§ **Written exercise 1**: According to the railroad pleading, what fraction of the old branch grade's alignment consisted of curves?

§ **Selection**:
§
The second averred that the work on the branch railroad referred to was done many years before the execution of the contract; that between the points of divergence in the location of said road from said branch, the old grade had wasted, the bridges decayed, the drains had filled up, and, for a large portion of the distance, no work had ever been done; that the work would be likely to wash away by high water if rebuilt, without an extraordinary expenditure *187of money in riprapping the same; that the allignment was very bad, three-fourths of it being curves, with many short ones, some of them in deep cuts and on high hills, and in some places heavy grades reaching almost to the maximum point; that on the east of White river, from the point of divergence on the north to Martinsville, the allignment was good, the same being a straight line all the way; that the surface of the country was level and even, presenting no 'deep cuts or high fills, making a remarkably easy grade ; that the line for construction upon the east side of White river was much shorter, to wit, one mile; the distance from Martinsville south-west to the old grade being required to be constructed any how, to form a junction with the Fairland route; that the location of plaintiff’s road upon the east side of White river for said distance made the construction of said plaintiff’s road much cheaper, better accommodated the public travel and the transportation of the products of the country in the White river valley and adjacent to said road, and beneficial to the public, the plaintiff, and defendant, and would in no wise injure or inconvenience said defendant, or any other one of the subscribers of donations to said company; wherefore said plaintiff says that it was impracticable to construct the road upon said old grade for said distance, and wholly impracticable as compared with the many advantages presented upon the east side of White river ; wherefore said plaintiff located her said road upon said east side of White river for said distance, as she had a right to do under the terms of said defendant’s subscription, and all of which said defendant at the time well knew and acquiesced in.
§
§ **Data supplied**:
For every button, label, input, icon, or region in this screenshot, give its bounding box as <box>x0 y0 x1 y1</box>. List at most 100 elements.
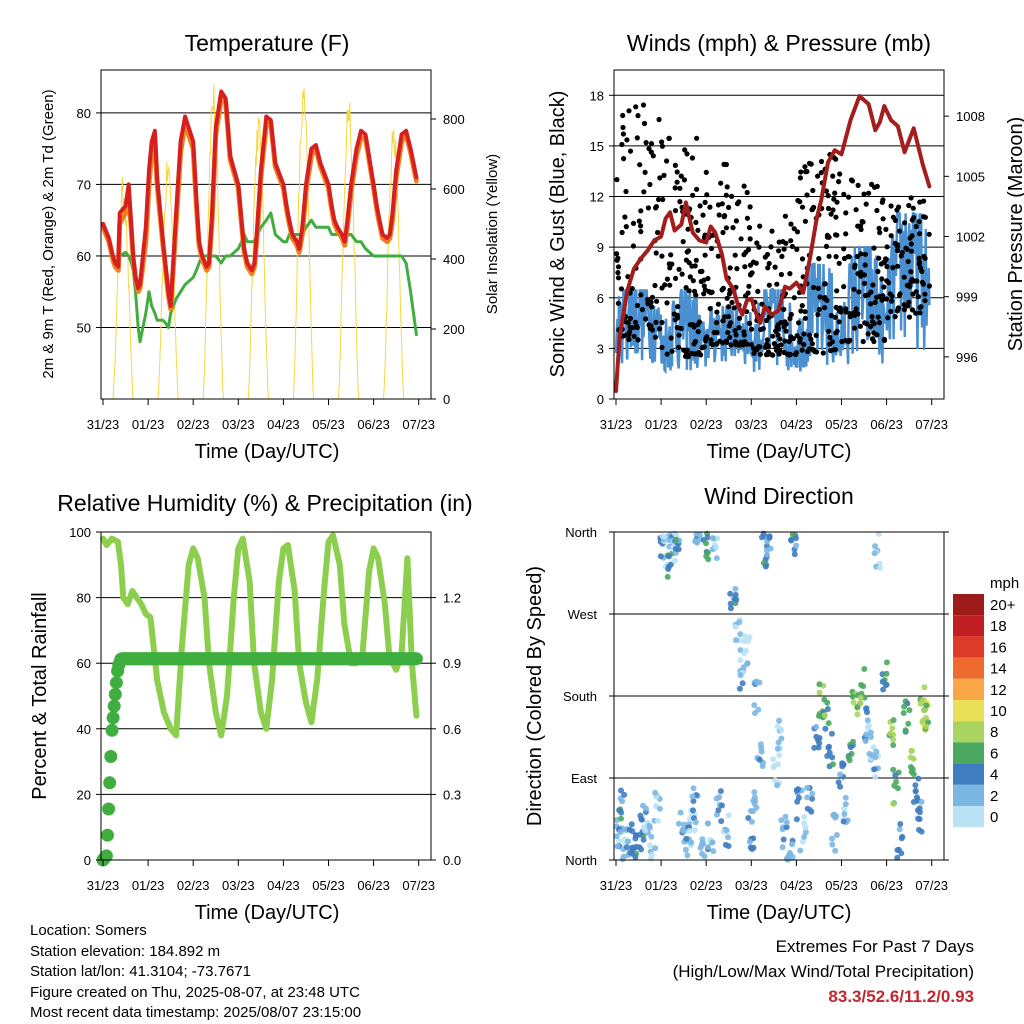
gust-point <box>718 180 724 186</box>
direction-point <box>655 817 661 824</box>
direction-point <box>722 841 729 848</box>
sonic-wind-series <box>614 212 931 375</box>
gust-point <box>822 296 828 302</box>
wind-direction-ylabel: Direction (Colored By Speed) <box>524 566 546 826</box>
gust-point <box>649 304 655 310</box>
direction-point <box>824 753 831 759</box>
gust-point <box>657 175 663 181</box>
direction-point <box>789 531 796 538</box>
gust-point <box>853 207 859 213</box>
gust-point <box>637 162 643 168</box>
gust-point <box>723 192 729 198</box>
gust-point <box>732 252 738 258</box>
gust-point <box>772 264 778 270</box>
direction-point <box>762 563 769 570</box>
gust-point <box>694 186 700 192</box>
direction-point <box>780 836 787 843</box>
direction-point <box>705 844 711 850</box>
direction-point <box>614 843 621 850</box>
gust-point <box>751 350 757 356</box>
gust-point <box>685 226 691 232</box>
direction-point <box>725 812 732 819</box>
gust-point <box>857 223 864 229</box>
gust-point <box>704 192 710 198</box>
gust-point <box>700 212 706 218</box>
gust-point <box>834 199 840 205</box>
gust-point <box>647 181 653 188</box>
winds-ylabel: Sonic Wind & Gust (Blue, Black) <box>547 91 569 378</box>
gust-point <box>656 116 662 123</box>
direction-point <box>690 807 696 814</box>
direction-point <box>699 836 706 843</box>
gust-point <box>726 323 732 329</box>
direction-point <box>833 832 840 838</box>
y-tick-label: 50 <box>77 320 91 335</box>
gust-point <box>672 162 679 168</box>
direction-point <box>677 809 684 816</box>
direction-point <box>867 734 874 740</box>
gust-point <box>627 148 634 154</box>
gust-point <box>824 234 831 240</box>
gust-point <box>846 194 852 200</box>
direction-point <box>748 818 755 825</box>
direction-point <box>704 549 711 556</box>
gust-point <box>648 149 654 155</box>
gust-point <box>634 302 641 309</box>
direction-point <box>918 828 925 835</box>
temperature-xlabel: Time (Day/UTC) <box>195 441 340 463</box>
gust-point <box>786 338 792 345</box>
gust-point <box>875 314 881 320</box>
gust-point <box>833 254 839 260</box>
gust-point <box>861 191 867 197</box>
temp-2m-series <box>101 89 419 308</box>
y2-tick-label: 1.2 <box>443 591 461 606</box>
direction-point <box>715 807 722 814</box>
gust-point <box>660 196 666 203</box>
direction-point <box>830 812 837 819</box>
direction-point <box>906 707 913 714</box>
gust-point <box>714 309 720 315</box>
gust-point <box>722 314 728 320</box>
gust-point <box>883 296 890 302</box>
direction-point <box>828 730 835 737</box>
gust-point <box>884 278 890 284</box>
gust-point <box>725 304 732 310</box>
direction-point <box>876 565 883 571</box>
gust-point <box>834 232 840 238</box>
gust-point <box>674 325 680 331</box>
direction-point <box>864 724 871 731</box>
gust-point <box>921 214 927 220</box>
gust-point <box>636 218 642 224</box>
legend-label: 6 <box>990 745 998 762</box>
direction-point <box>860 683 867 690</box>
pressure-line <box>614 94 932 393</box>
gust-point <box>789 243 796 250</box>
gust-point <box>830 173 836 179</box>
gust-point <box>846 254 852 260</box>
legend-swatch <box>953 594 984 616</box>
direction-point <box>918 798 925 805</box>
direction-point <box>732 623 739 630</box>
gust-point <box>615 275 622 281</box>
precip-point <box>409 652 423 666</box>
dewpoint-line <box>101 211 418 344</box>
gust-point <box>755 288 761 294</box>
gust-point <box>638 292 644 298</box>
gust-point <box>876 255 882 261</box>
winds-axis-ticks: 0 3 6 9 12 15 18 996 999 1002 1005 1008 31/23 01/23 02… <box>590 88 985 432</box>
direction-point <box>842 794 849 801</box>
legend-title: mph <box>990 575 1019 592</box>
gust-point <box>828 211 834 217</box>
gust-point <box>775 322 781 328</box>
gust-point <box>681 177 688 183</box>
gust-point <box>829 339 836 345</box>
direction-point <box>850 699 857 706</box>
direction-point <box>923 723 929 730</box>
x-tick-label: 06/23 <box>870 878 903 893</box>
direction-point <box>766 534 773 541</box>
direction-point <box>671 557 678 564</box>
gust-point <box>843 210 849 216</box>
gust-point <box>921 253 927 259</box>
y-tick-label: 9 <box>597 240 604 255</box>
§
§ **Written exercise 2**: From the records, copy out every line from the line containing "gust-point <box>718 180 724 186</box>" to the line containing "gust-point <box>751 350 757 356</box>", with both of those lines included.

§ **Task response 1**: Three-fourths of it consisted of curves.

§ **Task response 2**:
gust-point <box>718 180 724 186</box>
direction-point <box>655 817 661 824</box>
direction-point <box>722 841 729 848</box>
sonic-wind-series <box>614 212 931 375</box>
gust-point <box>822 296 828 302</box>
wind-direction-ylabel: Direction (Colored By Speed) <box>524 566 546 826</box>
gust-point <box>649 304 655 310</box>
direction-point <box>824 753 831 759</box>
gust-point <box>657 175 663 181</box>
direction-point <box>789 531 796 538</box>
gust-point <box>853 207 859 213</box>
gust-point <box>637 162 643 168</box>
gust-point <box>723 192 729 198</box>
gust-point <box>732 252 738 258</box>
gust-point <box>772 264 778 270</box>
direction-point <box>762 563 769 570</box>
gust-point <box>694 186 700 192</box>
direction-point <box>780 836 787 843</box>
direction-point <box>705 844 711 850</box>
direction-point <box>614 843 621 850</box>
gust-point <box>751 350 757 356</box>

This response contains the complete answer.